◆ Task to carry out:
Print all of the data exactly as written.

Records from a dataset:
________________

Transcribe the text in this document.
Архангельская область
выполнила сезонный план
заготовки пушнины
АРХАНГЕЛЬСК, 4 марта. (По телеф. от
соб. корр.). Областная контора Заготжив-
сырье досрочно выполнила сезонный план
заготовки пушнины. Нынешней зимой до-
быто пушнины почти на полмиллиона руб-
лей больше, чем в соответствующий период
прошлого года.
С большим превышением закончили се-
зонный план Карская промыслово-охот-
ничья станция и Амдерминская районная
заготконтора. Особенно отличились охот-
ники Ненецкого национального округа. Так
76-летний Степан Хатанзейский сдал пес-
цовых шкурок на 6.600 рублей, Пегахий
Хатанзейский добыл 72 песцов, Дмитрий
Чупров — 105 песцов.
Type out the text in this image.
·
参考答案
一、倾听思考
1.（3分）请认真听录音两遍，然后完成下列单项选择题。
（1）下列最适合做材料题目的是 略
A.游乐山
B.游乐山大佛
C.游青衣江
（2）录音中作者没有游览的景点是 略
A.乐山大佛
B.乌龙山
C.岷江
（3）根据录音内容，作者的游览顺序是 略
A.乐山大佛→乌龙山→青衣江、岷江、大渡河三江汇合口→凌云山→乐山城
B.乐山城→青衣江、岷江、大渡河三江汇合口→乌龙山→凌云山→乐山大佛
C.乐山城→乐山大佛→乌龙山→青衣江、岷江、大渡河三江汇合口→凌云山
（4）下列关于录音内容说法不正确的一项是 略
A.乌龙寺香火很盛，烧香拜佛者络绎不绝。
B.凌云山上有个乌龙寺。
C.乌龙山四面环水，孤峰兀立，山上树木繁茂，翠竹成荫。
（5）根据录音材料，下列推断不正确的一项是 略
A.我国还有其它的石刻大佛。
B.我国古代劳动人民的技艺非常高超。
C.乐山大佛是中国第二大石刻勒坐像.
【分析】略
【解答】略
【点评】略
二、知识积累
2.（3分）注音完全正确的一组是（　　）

________________

◆ Task solution:
Transcribe the text in this document.
Архангельская область
выполнила сезонный план
заготовки пушнины
АРХАНГЕЛЬСК, 4 марта. (По телеф. от
соб. корр.). Областная контора Заготжив-
сырье досрочно выполнила сезонный план
заготовки пушнины. Нынешней зимой до-
быто пушнины почти на полмиллиона руб-
лей больше, чем в соответствующий период
прошлого года.
С большим превышением закончили се-
зонный план Карская промыслово-охот-
ничья станция и Амдерминская районная
заготконтора. Особенно отличились охот-
ники Ненецкого национального округа. Так
76-летний Степан Хатанзейский сдал пес-
цовых шкурок на 6.600 рублей, Пегахий
Хатанзейский добыл 72 песцов, Дмитрий
Чупров — 105 песцов.
Type out the text in this image.
·
参考答案
一、倾听思考
1.（3分）请认真听录音两遍，然后完成下列单项选择题。
（1）下列最适合做材料题目的是 略
A.游乐山
B.游乐山大佛
C.游青衣江
（2）录音中作者没有游览的景点是 略
A.乐山大佛
B.乌龙山
C.岷江
（3）根据录音内容，作者的游览顺序是 略
A.乐山大佛→乌龙山→青衣江、岷江、大渡河三江汇合口→凌云山→乐山城
B.乐山城→青衣江、岷江、大渡河三江汇合口→乌龙山→凌云山→乐山大佛
C.乐山城→乐山大佛→乌龙山→青衣江、岷江、大渡河三江汇合口→凌云山
（4）下列关于录音内容说法不正确的一项是 略
A.乌龙寺香火很盛，烧香拜佛者络绎不绝。
B.凌云山上有个乌龙寺。
C.乌龙山四面环水，孤峰兀立，山上树木繁茂，翠竹成荫。
（5）根据录音材料，下列推断不正确的一项是 略
A.我国还有其它的石刻大佛。
B.我国古代劳动人民的技艺非常高超。
C.乐山大佛是中国第二大石刻勒坐像.
【分析】略
【解答】略
【点评】略
二、知识积累
2.（3分）注音完全正确的一组是（　　）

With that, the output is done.